Your objective — Which lines hold the word "teacher"? Copy each one.

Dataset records
________________________________________

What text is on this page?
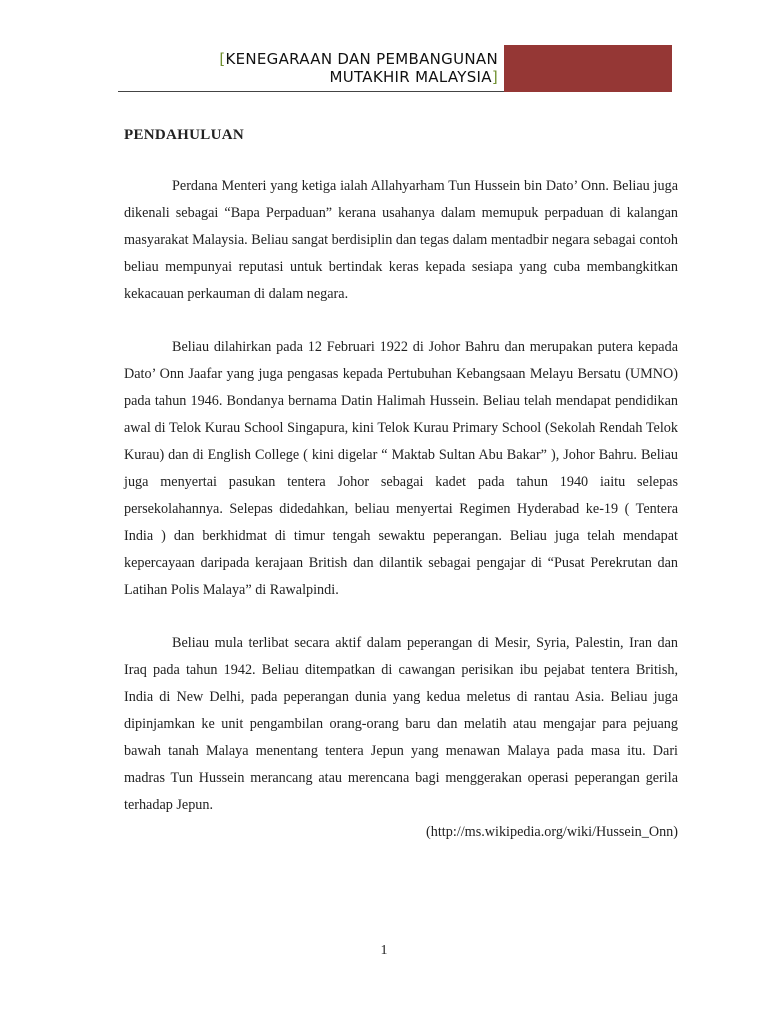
[KENEGARAAN DAN PEMBANGUNAN
MUTAKHIR MALAYSIA]
PENDAHULUAN

Perdana Menteri yang ketiga ialah Allahyarham Tun Hussein bin Dato’ Onn. Beliau juga dikenali sebagai “Bapa Perpaduan” kerana usahanya dalam memupuk perpaduan di kalangan masyarakat Malaysia. Beliau sangat berdisiplin dan tegas dalam mentadbir negara sebagai contoh beliau mempunyai reputasi untuk bertindak keras kepada sesiapa yang cuba membangkitkan kekacauan perkauman di dalam negara.

Beliau dilahirkan pada 12 Februari 1922 di Johor Bahru dan merupakan putera kepada Dato’ Onn Jaafar yang juga pengasas kepada Pertubuhan Kebangsaan Melayu Bersatu (UMNO) pada tahun 1946. Bondanya bernama Datin Halimah Hussein. Beliau telah mendapat pendidikan awal di Telok Kurau School Singapura, kini Telok Kurau Primary School (Sekolah Rendah Telok Kurau) dan di English College ( kini digelar “ Maktab Sultan Abu Bakar” ), Johor Bahru. Beliau juga menyertai pasukan tentera Johor sebagai kadet pada tahun 1940 iaitu selepas persekolahannya. Selepas didedahkan, beliau menyertai Regimen Hyderabad ke-19 ( Tentera India ) dan berkhidmat di timur tengah sewaktu peperangan. Beliau juga telah mendapat kepercayaan daripada kerajaan British dan dilantik sebagai pengajar di “Pusat Perekrutan dan Latihan Polis Malaya” di Rawalpindi.

Beliau mula terlibat secara aktif dalam peperangan di Mesir, Syria, Palestin, Iran dan Iraq pada tahun 1942. Beliau ditempatkan di cawangan perisikan ibu pejabat tentera British, India di New Delhi, pada peperangan dunia yang kedua meletus di rantau Asia. Beliau juga dipinjamkan ke unit pengambilan orang-orang baru dan melatih atau mengajar para pejuang bawah tanah Malaya menentang tentera Jepun yang menawan Malaya pada masa itu. Dari madras Tun Hussein merancang atau merencana bagi menggerakan operasi peperangan gerila terhadap Jepun.

(http://ms.wikipedia.org/wiki/Hussein_Onn)
1
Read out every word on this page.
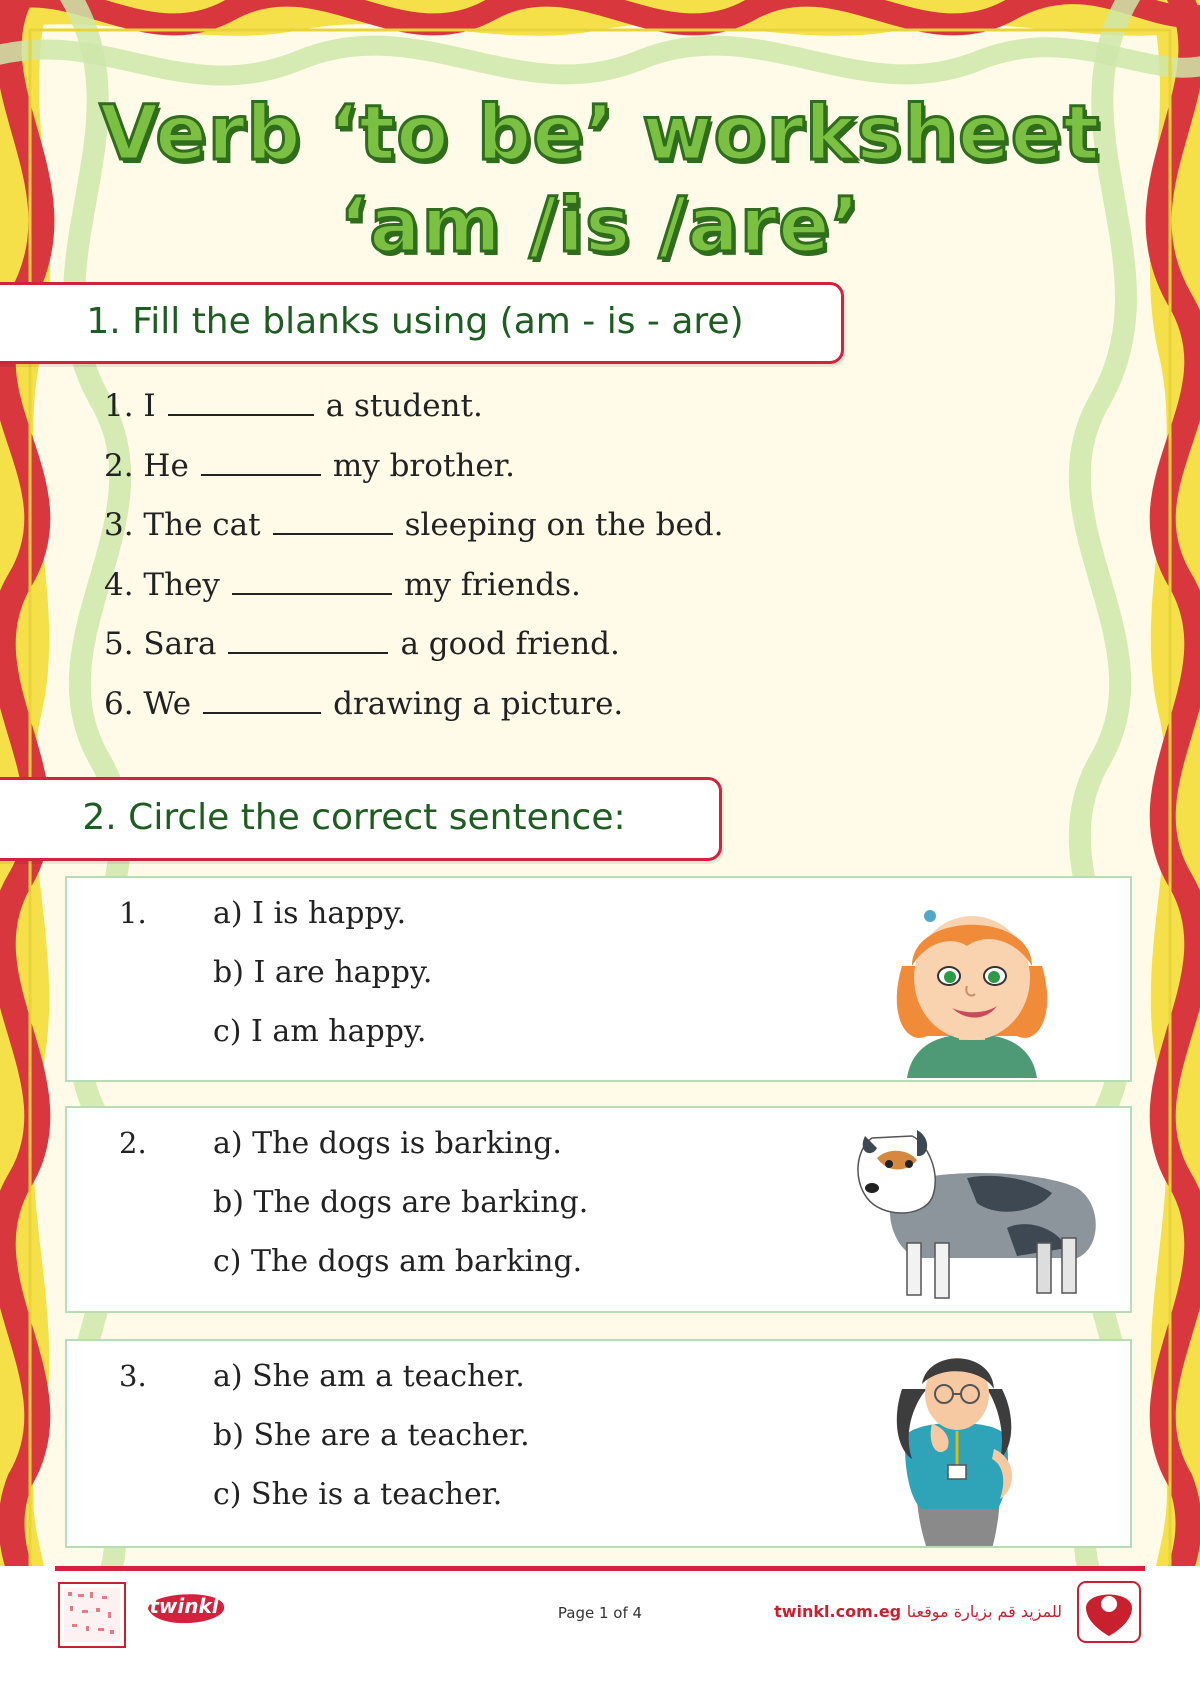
Verb ‘to be’ worksheet
‘am /is /are’
1. Fill the blanks using (am - is - are)
1. I	a student.
2. He	my brother.
3. The cat	sleeping on the bed.
4. They	my friends.
5. Sara	a good friend.
6. We	drawing a picture.
2. Circle the correct sentence:
1. a) I is happy.
b) I are happy.
c) I am happy.
2. a) The dogs is barking.
b) The dogs are barking.
c) The dogs am barking.
3. a) She am a teacher.
b) She are a teacher.
c) She is a teacher.
twinkl	Page 1 of 4	twinkl.com.eg للمزيد قم بزيارة موقعنا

________________________________________

Output of the task —
3. a) She am a teacher.
b) She are a teacher.
c) She is a teacher.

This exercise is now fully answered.